> Instruction
Report how many lines contain "kymmeneksi", with no other words.

--------------------

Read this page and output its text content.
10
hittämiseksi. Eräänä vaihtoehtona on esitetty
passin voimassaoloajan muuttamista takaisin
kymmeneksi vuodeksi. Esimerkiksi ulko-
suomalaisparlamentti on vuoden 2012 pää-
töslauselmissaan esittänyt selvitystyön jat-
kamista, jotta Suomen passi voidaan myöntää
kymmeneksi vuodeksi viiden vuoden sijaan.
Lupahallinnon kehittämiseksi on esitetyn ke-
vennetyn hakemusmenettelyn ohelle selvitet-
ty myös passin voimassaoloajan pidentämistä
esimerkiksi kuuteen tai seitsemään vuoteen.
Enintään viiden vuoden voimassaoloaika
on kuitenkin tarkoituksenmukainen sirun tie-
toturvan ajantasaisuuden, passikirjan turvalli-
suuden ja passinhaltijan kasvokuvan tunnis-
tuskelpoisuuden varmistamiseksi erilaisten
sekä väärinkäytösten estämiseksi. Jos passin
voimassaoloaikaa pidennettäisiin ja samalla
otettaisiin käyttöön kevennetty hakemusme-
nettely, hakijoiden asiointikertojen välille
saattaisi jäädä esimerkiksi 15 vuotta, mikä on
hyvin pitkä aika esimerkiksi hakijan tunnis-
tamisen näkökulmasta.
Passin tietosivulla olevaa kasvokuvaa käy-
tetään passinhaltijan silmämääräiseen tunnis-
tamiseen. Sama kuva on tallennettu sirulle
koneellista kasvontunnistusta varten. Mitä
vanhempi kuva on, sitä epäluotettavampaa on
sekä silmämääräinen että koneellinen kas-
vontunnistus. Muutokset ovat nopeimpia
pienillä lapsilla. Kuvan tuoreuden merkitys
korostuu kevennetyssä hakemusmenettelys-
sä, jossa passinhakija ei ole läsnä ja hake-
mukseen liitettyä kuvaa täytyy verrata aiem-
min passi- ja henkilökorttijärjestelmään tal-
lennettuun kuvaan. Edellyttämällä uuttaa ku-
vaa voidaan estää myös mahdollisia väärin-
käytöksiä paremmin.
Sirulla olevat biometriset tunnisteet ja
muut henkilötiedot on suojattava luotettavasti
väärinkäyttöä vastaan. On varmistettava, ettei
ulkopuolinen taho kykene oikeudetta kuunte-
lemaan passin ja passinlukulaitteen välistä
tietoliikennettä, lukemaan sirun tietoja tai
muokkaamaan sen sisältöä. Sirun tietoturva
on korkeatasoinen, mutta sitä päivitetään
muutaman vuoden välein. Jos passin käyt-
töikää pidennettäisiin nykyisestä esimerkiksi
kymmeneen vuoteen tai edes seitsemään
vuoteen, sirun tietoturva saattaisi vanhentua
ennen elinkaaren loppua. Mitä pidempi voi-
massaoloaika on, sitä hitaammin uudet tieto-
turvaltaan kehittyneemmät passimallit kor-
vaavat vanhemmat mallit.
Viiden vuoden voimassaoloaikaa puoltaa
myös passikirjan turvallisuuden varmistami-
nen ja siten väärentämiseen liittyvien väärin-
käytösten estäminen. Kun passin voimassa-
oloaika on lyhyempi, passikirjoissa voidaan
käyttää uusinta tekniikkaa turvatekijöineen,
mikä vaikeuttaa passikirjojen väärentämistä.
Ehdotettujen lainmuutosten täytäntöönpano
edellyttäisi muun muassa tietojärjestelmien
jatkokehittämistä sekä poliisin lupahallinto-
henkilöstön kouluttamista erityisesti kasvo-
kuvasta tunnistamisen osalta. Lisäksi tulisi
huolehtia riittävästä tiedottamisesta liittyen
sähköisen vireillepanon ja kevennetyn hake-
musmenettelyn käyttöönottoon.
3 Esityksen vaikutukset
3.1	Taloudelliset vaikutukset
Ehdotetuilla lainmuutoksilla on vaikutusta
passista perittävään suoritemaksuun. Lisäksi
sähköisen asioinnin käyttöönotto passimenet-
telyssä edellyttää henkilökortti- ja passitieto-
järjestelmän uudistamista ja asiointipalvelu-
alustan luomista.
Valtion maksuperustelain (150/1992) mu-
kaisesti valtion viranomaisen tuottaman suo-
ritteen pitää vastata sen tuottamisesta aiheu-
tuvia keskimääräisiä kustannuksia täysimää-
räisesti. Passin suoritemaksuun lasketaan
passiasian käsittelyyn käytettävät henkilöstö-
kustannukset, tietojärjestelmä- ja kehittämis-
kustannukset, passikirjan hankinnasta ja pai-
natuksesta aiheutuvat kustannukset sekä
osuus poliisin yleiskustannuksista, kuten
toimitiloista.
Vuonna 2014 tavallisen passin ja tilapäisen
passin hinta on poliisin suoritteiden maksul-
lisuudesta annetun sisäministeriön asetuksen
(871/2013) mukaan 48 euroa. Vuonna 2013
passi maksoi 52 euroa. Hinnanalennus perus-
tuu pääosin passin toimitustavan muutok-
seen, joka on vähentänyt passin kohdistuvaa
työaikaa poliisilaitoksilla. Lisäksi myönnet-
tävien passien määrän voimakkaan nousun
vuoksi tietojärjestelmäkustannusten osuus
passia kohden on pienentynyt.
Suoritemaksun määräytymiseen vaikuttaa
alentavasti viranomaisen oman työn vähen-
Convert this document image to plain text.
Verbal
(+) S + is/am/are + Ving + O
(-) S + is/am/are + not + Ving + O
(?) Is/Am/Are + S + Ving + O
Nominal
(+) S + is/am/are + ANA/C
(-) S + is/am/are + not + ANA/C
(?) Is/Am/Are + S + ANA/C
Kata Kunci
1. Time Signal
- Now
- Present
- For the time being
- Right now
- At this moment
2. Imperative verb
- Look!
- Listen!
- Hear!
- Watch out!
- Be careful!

--------------------

> Task answer
2